Task instructions:
With the records below as input, work out how many lines include the word "Antrage". Give only the number.
* * * *
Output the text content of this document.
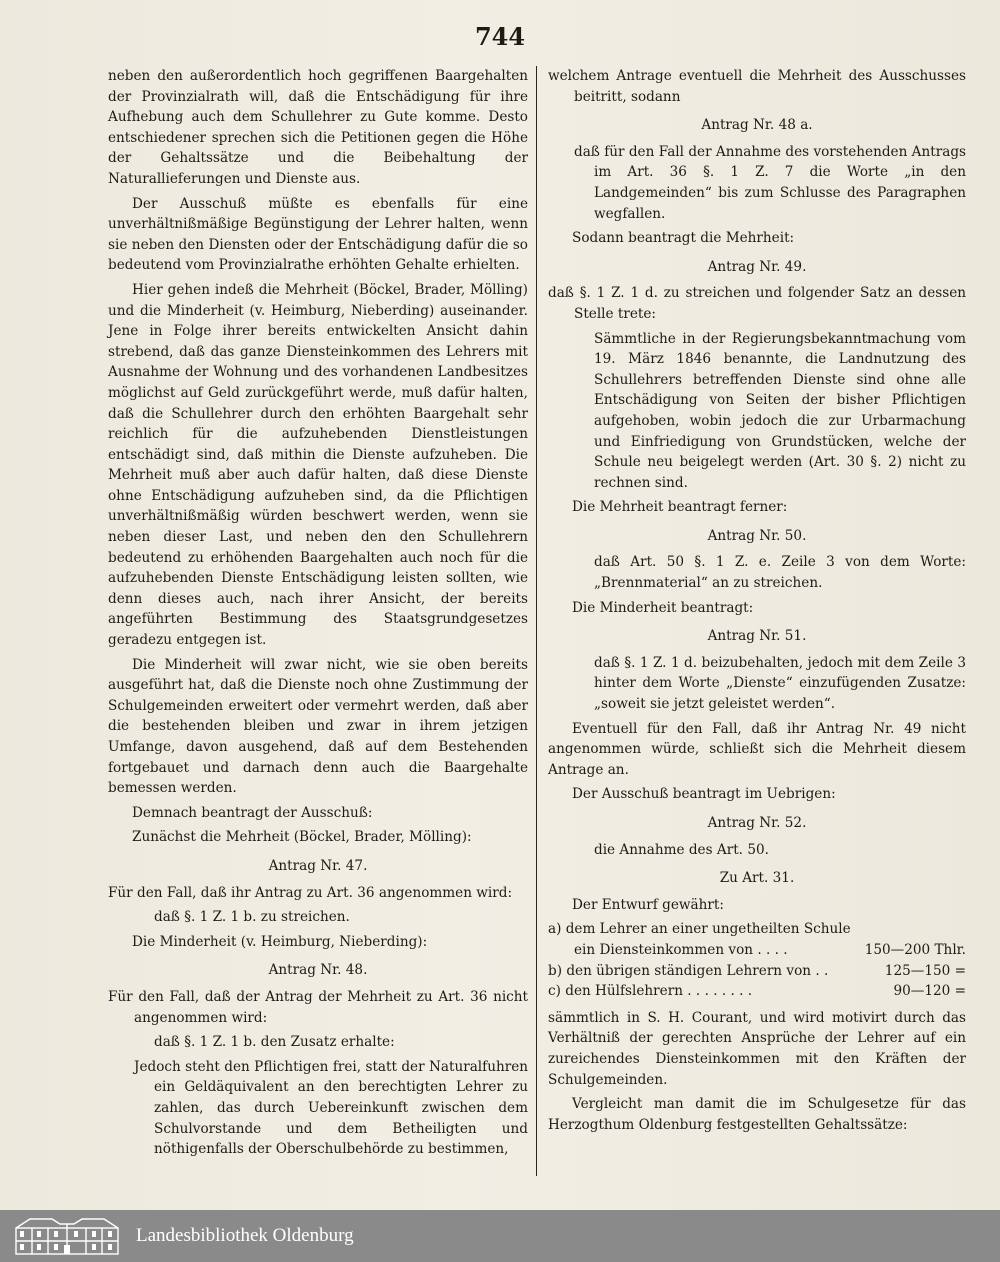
744

neben den außerordentlich hoch gegriffenen Baargehalten der Provinzialrath will, daß die Entschädigung für ihre Aufhebung auch dem Schullehrer zu Gute komme. Desto entschiedener sprechen sich die Petitionen gegen die Höhe der Gehaltssätze und die Beibehaltung der Naturallieferungen und Dienste aus.

Der Ausschuß müßte es ebenfalls für eine unverhältnißmäßige Begünstigung der Lehrer halten, wenn sie neben den Diensten oder der Entschädigung dafür die so bedeutend vom Provinzialrathe erhöhten Gehalte erhielten.

Hier gehen indeß die Mehrheit (Böckel, Brader, Mölling) und die Minderheit (v. Heimburg, Nieberding) auseinander. Jene in Folge ihrer bereits entwickelten Ansicht dahin strebend, daß das ganze Diensteinkommen des Lehrers mit Ausnahme der Wohnung und des vorhandenen Landbesitzes möglichst auf Geld zurückgeführt werde, muß dafür halten, daß die Schullehrer durch den erhöhten Baargehalt sehr reichlich für die aufzuhebenden Dienstleistungen entschädigt sind, daß mithin die Dienste aufzuheben. Die Mehrheit muß aber auch dafür halten, daß diese Dienste ohne Entschädigung aufzuheben sind, da die Pflichtigen unverhältnißmäßig würden beschwert werden, wenn sie neben dieser Last, und neben den den Schullehrern bedeutend zu erhöhenden Baargehalten auch noch für die aufzuhebenden Dienste Entschädigung leisten sollten, wie denn dieses auch, nach ihrer Ansicht, der bereits angeführten Bestimmung des Staatsgrundgesetzes geradezu entgegen ist.

Die Minderheit will zwar nicht, wie sie oben bereits ausgeführt hat, daß die Dienste noch ohne Zustimmung der Schulgemeinden erweitert oder vermehrt werden, daß aber die bestehenden bleiben und zwar in ihrem jetzigen Umfange, davon ausgehend, daß auf dem Bestehenden fortgebauet und darnach denn auch die Baargehalte bemessen werden.

Demnach beantragt der Ausschuß:

Zunächst die Mehrheit (Böckel, Brader, Mölling):

Antrag Nr. 47.

Für den Fall, daß ihr Antrag zu Art. 36 angenommen wird:

daß §. 1 Z. 1 b. zu streichen.

Die Minderheit (v. Heimburg, Nieberding):

Antrag Nr. 48.

Für den Fall, daß der Antrag der Mehrheit zu Art. 36 nicht angenommen wird:

daß §. 1 Z. 1 b. den Zusatz erhalte:

Jedoch steht den Pflichtigen frei, statt der Naturalfuhren ein Geldäquivalent an den berechtigten Lehrer zu zahlen, das durch Uebereinkunft zwischen dem Schulvorstande und dem Betheiligten und nöthigenfalls der Oberschulbehörde zu bestimmen,

welchem Antrage eventuell die Mehrheit des Ausschusses beitritt, sodann

Antrag Nr. 48 a.

daß für den Fall der Annahme des vorstehenden Antrags im Art. 36 §. 1 Z. 7 die Worte „in den Landgemeinden“ bis zum Schlusse des Paragraphen wegfallen.

Sodann beantragt die Mehrheit:

Antrag Nr. 49.

daß §. 1 Z. 1 d. zu streichen und folgender Satz an dessen Stelle trete:

Sämmtliche in der Regierungsbekanntmachung vom 19. März 1846 benannte, die Landnutzung des Schullehrers betreffenden Dienste sind ohne alle Entschädigung von Seiten der bisher Pflichtigen aufgehoben, wobin jedoch die zur Urbarmachung und Einfriedigung von Grundstücken, welche der Schule neu beigelegt werden (Art. 30 §. 2) nicht zu rechnen sind.

Die Mehrheit beantragt ferner:

Antrag Nr. 50.

daß Art. 50 §. 1 Z. e. Zeile 3 von dem Worte: „Brennmaterial“ an zu streichen.

Die Minderheit beantragt:

Antrag Nr. 51.

daß §. 1 Z. 1 d. beizubehalten, jedoch mit dem Zeile 3 hinter dem Worte „Dienste“ einzufügenden Zusatze: „soweit sie jetzt geleistet werden“.

Eventuell für den Fall, daß ihr Antrag Nr. 49 nicht angenommen würde, schließt sich die Mehrheit diesem Antrage an.

Der Ausschuß beantragt im Uebrigen:

Antrag Nr. 52.

die Annahme des Art. 50.

Zu Art. 31.

Der Entwurf gewährt:

a) dem Lehrer an einer ungetheilten Schule
ein Diensteinkommen von . . . .	150—200 Thlr.
b) den übrigen ständigen Lehrern von . .	125—150 =
c) den Hülfslehrern . . . . . . . .	90—120 =

sämmtlich in S. H. Courant, und wird motivirt durch das Verhältniß der gerechten Ansprüche der Lehrer auf ein zureichendes Diensteinkommen mit den Kräften der Schulgemeinden.

Vergleicht man damit die im Schulgesetze für das Herzogthum Oldenburg festgestellten Gehaltssätze:

Landesbibliothek Oldenburg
* * * *
Worked solution:
2